--- START OF Data entries ---

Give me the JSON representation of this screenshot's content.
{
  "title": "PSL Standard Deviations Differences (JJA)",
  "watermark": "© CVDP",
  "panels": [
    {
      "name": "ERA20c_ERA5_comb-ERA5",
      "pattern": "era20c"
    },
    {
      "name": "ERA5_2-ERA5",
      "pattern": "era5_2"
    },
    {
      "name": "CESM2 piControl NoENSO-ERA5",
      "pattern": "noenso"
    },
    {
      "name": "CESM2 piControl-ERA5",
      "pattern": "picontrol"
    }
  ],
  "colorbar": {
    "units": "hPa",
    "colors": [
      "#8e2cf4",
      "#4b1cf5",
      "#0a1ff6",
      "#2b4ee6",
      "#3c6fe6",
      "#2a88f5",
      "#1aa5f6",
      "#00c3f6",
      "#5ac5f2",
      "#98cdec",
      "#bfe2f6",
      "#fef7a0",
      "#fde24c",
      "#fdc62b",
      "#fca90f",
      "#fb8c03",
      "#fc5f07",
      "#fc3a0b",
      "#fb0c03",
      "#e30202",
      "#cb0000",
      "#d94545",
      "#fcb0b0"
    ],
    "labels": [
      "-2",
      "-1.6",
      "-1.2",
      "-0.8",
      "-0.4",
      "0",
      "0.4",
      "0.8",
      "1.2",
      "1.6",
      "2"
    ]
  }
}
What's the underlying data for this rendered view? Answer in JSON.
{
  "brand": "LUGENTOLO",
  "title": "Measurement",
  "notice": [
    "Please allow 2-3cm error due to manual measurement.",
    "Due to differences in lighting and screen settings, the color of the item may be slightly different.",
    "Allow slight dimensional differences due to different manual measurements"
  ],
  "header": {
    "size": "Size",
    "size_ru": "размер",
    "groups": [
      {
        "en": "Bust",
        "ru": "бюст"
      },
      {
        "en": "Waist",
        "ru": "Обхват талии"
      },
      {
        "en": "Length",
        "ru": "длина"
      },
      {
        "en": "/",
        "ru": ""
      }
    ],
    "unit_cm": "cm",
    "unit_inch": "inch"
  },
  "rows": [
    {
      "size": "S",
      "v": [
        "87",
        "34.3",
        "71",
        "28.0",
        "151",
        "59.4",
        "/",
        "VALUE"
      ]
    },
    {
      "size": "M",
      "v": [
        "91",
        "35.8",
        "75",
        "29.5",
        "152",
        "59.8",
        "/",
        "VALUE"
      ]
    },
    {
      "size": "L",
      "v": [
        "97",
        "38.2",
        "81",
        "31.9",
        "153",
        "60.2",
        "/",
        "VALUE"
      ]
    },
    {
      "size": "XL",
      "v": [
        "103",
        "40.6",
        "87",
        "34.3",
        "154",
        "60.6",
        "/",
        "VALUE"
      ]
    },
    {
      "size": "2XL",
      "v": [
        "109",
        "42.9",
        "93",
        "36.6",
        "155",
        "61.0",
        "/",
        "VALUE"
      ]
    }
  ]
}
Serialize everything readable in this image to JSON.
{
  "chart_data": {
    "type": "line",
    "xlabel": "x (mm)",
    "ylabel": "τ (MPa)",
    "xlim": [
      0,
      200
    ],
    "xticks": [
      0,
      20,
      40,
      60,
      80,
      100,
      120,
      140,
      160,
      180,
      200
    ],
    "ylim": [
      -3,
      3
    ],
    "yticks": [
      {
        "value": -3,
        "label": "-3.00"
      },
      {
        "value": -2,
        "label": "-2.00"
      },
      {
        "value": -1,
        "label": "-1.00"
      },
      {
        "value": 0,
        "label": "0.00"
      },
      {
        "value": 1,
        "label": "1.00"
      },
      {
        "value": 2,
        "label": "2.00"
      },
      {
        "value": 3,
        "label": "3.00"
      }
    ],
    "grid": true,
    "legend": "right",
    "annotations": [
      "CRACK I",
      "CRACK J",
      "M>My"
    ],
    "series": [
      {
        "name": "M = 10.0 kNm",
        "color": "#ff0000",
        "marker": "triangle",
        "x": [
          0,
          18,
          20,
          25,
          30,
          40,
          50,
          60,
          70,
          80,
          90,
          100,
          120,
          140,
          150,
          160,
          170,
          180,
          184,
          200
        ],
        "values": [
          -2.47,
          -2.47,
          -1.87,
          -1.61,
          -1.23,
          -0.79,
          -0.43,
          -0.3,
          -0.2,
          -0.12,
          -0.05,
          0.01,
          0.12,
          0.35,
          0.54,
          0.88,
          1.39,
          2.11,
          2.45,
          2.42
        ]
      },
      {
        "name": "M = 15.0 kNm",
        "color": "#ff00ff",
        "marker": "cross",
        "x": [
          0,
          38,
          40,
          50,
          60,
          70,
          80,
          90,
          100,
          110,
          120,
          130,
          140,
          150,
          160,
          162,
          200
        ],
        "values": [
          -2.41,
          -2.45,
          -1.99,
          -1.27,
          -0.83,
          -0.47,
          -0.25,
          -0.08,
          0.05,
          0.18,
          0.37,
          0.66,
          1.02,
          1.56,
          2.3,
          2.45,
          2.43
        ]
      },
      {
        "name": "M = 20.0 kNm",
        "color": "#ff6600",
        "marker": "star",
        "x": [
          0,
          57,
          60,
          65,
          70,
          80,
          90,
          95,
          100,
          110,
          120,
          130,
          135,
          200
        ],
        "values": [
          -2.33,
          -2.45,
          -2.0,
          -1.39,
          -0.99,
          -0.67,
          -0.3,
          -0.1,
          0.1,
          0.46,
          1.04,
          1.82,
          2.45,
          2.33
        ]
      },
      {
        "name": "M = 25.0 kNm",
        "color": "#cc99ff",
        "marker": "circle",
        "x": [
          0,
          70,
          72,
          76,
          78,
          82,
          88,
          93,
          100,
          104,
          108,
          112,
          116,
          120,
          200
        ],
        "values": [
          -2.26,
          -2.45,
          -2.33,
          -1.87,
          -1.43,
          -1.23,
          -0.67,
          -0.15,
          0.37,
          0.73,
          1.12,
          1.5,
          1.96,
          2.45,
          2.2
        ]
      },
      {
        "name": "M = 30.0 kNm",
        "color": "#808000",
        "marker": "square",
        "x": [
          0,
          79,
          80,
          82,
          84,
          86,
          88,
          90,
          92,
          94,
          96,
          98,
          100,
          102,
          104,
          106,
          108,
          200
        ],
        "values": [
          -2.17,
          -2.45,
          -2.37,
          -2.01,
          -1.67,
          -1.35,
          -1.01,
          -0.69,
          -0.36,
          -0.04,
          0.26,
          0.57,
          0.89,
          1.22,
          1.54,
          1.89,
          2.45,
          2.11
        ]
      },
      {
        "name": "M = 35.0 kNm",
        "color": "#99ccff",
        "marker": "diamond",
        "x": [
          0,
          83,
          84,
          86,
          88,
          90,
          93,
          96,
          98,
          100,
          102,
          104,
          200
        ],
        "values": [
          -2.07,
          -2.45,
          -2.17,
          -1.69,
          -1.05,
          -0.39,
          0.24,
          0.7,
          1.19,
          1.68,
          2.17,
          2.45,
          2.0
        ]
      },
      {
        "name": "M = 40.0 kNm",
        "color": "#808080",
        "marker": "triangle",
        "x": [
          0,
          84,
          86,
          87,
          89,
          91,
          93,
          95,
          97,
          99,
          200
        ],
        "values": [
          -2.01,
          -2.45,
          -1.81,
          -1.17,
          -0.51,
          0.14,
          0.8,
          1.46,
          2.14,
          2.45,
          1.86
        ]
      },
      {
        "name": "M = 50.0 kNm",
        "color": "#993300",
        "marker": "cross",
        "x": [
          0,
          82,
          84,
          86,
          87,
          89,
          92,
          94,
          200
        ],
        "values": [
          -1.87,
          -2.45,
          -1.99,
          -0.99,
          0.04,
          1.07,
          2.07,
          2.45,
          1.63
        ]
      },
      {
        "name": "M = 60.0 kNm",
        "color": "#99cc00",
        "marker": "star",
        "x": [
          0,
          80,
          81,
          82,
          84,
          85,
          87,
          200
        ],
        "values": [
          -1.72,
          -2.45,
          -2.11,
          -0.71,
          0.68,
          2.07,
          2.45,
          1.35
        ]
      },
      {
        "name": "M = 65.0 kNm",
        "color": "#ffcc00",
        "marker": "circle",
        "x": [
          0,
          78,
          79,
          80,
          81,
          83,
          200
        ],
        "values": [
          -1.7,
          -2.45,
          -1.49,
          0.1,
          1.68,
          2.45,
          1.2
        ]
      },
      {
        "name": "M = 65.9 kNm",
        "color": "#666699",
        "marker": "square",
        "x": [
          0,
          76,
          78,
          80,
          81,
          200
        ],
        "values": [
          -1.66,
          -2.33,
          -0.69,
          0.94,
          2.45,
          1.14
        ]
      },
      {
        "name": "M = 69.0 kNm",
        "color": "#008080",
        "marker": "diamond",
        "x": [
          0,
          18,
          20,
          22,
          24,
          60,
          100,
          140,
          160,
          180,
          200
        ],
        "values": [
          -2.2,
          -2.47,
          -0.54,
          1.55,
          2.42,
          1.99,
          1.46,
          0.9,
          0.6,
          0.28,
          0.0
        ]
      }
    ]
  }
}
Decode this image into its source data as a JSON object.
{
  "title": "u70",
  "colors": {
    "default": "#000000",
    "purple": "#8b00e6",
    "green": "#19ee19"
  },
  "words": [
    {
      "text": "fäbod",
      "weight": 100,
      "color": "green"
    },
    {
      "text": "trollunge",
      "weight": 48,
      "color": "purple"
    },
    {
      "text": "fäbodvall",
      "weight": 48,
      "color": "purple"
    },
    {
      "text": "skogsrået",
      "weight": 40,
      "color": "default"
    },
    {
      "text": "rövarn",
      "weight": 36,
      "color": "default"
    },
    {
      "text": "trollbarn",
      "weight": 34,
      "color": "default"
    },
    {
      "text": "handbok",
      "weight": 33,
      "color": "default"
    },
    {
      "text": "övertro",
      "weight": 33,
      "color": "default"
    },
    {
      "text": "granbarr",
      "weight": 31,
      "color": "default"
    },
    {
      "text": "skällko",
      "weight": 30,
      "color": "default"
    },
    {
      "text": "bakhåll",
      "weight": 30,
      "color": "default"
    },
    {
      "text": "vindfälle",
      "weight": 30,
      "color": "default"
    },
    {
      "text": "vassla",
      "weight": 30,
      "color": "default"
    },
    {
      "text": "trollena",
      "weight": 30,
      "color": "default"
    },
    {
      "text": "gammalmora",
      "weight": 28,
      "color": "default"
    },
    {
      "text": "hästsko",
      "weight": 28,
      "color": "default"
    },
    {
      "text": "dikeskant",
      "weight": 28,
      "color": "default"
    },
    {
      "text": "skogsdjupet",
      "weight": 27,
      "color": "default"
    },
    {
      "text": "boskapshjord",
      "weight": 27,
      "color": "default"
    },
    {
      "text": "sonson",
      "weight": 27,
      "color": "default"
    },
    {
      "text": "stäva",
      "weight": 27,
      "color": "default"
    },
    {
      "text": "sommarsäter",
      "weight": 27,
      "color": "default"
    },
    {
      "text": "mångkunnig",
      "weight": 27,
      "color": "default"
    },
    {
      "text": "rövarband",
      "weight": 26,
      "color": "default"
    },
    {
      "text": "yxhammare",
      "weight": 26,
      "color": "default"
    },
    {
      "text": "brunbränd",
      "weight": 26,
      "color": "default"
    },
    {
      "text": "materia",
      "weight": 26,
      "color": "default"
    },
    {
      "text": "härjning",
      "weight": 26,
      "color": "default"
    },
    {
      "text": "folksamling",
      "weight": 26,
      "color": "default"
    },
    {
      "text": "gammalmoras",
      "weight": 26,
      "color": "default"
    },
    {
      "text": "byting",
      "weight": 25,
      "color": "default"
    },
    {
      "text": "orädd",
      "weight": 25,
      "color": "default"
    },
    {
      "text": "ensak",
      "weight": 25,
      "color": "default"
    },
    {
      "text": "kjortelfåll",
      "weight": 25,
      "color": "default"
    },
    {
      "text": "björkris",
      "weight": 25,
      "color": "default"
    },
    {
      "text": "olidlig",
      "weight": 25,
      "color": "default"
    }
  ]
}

--- END OF Data entries ---

Copy every line of the entries above in which "pattern" occurs.

      "pattern": "era20c"
      "pattern": "era5_2"
      "pattern": "noenso"
      "pattern": "picontrol"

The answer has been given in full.